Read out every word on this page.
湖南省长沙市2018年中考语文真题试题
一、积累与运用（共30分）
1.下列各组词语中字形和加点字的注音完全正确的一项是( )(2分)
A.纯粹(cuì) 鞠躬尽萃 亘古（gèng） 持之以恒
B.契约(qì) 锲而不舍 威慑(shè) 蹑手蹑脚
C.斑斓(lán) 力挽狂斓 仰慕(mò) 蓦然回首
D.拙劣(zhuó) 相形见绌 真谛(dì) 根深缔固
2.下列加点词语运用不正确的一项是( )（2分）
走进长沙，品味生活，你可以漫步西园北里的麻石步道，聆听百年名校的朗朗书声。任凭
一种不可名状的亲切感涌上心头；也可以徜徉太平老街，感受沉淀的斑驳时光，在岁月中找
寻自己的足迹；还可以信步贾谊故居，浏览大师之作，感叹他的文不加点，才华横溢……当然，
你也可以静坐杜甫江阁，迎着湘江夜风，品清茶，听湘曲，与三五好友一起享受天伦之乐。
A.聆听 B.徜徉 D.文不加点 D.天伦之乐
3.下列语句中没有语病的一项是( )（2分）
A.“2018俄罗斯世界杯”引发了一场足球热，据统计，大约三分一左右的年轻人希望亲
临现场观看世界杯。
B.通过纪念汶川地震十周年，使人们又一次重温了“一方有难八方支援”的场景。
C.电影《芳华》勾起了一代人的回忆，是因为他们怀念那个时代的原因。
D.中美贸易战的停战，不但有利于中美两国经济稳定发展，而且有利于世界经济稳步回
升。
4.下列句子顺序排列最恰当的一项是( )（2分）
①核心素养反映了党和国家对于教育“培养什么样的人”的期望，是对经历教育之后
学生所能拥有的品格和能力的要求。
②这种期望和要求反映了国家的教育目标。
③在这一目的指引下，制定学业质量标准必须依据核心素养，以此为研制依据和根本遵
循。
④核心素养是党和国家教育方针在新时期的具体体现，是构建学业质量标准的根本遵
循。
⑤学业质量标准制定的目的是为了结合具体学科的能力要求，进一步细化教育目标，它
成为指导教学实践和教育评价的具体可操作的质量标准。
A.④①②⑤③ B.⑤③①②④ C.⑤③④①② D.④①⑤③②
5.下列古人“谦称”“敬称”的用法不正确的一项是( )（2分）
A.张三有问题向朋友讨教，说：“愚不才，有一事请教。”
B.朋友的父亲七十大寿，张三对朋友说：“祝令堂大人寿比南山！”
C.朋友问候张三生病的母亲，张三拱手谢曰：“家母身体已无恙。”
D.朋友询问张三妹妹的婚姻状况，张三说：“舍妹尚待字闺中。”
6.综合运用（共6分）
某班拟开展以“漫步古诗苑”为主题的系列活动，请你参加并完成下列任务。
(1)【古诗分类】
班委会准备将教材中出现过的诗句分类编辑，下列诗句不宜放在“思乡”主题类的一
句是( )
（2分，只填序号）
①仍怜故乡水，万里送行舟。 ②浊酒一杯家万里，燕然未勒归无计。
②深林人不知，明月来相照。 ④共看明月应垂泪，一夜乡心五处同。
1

★ ★ ★ ★ ★ ★ ★

→ The task
Copy the data above in full, character for character.

→ Task output
Read out every word on this page.
湖南省长沙市2018年中考语文真题试题
一、积累与运用（共30分）
1.下列各组词语中字形和加点字的注音完全正确的一项是( )(2分)
A.纯粹(cuì) 鞠躬尽萃 亘古（gèng） 持之以恒
B.契约(qì) 锲而不舍 威慑(shè) 蹑手蹑脚
C.斑斓(lán) 力挽狂斓 仰慕(mò) 蓦然回首
D.拙劣(zhuó) 相形见绌 真谛(dì) 根深缔固
2.下列加点词语运用不正确的一项是( )（2分）
走进长沙，品味生活，你可以漫步西园北里的麻石步道，聆听百年名校的朗朗书声。任凭
一种不可名状的亲切感涌上心头；也可以徜徉太平老街，感受沉淀的斑驳时光，在岁月中找
寻自己的足迹；还可以信步贾谊故居，浏览大师之作，感叹他的文不加点，才华横溢……当然，
你也可以静坐杜甫江阁，迎着湘江夜风，品清茶，听湘曲，与三五好友一起享受天伦之乐。
A.聆听 B.徜徉 D.文不加点 D.天伦之乐
3.下列语句中没有语病的一项是( )（2分）
A.“2018俄罗斯世界杯”引发了一场足球热，据统计，大约三分一左右的年轻人希望亲
临现场观看世界杯。
B.通过纪念汶川地震十周年，使人们又一次重温了“一方有难八方支援”的场景。
C.电影《芳华》勾起了一代人的回忆，是因为他们怀念那个时代的原因。
D.中美贸易战的停战，不但有利于中美两国经济稳定发展，而且有利于世界经济稳步回
升。
4.下列句子顺序排列最恰当的一项是( )（2分）
①核心素养反映了党和国家对于教育“培养什么样的人”的期望，是对经历教育之后
学生所能拥有的品格和能力的要求。
②这种期望和要求反映了国家的教育目标。
③在这一目的指引下，制定学业质量标准必须依据核心素养，以此为研制依据和根本遵
循。
④核心素养是党和国家教育方针在新时期的具体体现，是构建学业质量标准的根本遵
循。
⑤学业质量标准制定的目的是为了结合具体学科的能力要求，进一步细化教育目标，它
成为指导教学实践和教育评价的具体可操作的质量标准。
A.④①②⑤③ B.⑤③①②④ C.⑤③④①② D.④①⑤③②
5.下列古人“谦称”“敬称”的用法不正确的一项是( )（2分）
A.张三有问题向朋友讨教，说：“愚不才，有一事请教。”
B.朋友的父亲七十大寿，张三对朋友说：“祝令堂大人寿比南山！”
C.朋友问候张三生病的母亲，张三拱手谢曰：“家母身体已无恙。”
D.朋友询问张三妹妹的婚姻状况，张三说：“舍妹尚待字闺中。”
6.综合运用（共6分）
某班拟开展以“漫步古诗苑”为主题的系列活动，请你参加并完成下列任务。
(1)【古诗分类】
班委会准备将教材中出现过的诗句分类编辑，下列诗句不宜放在“思乡”主题类的一
句是( )
（2分，只填序号）
①仍怜故乡水，万里送行舟。 ②浊酒一杯家万里，燕然未勒归无计。
②深林人不知，明月来相照。 ④共看明月应垂泪，一夜乡心五处同。
1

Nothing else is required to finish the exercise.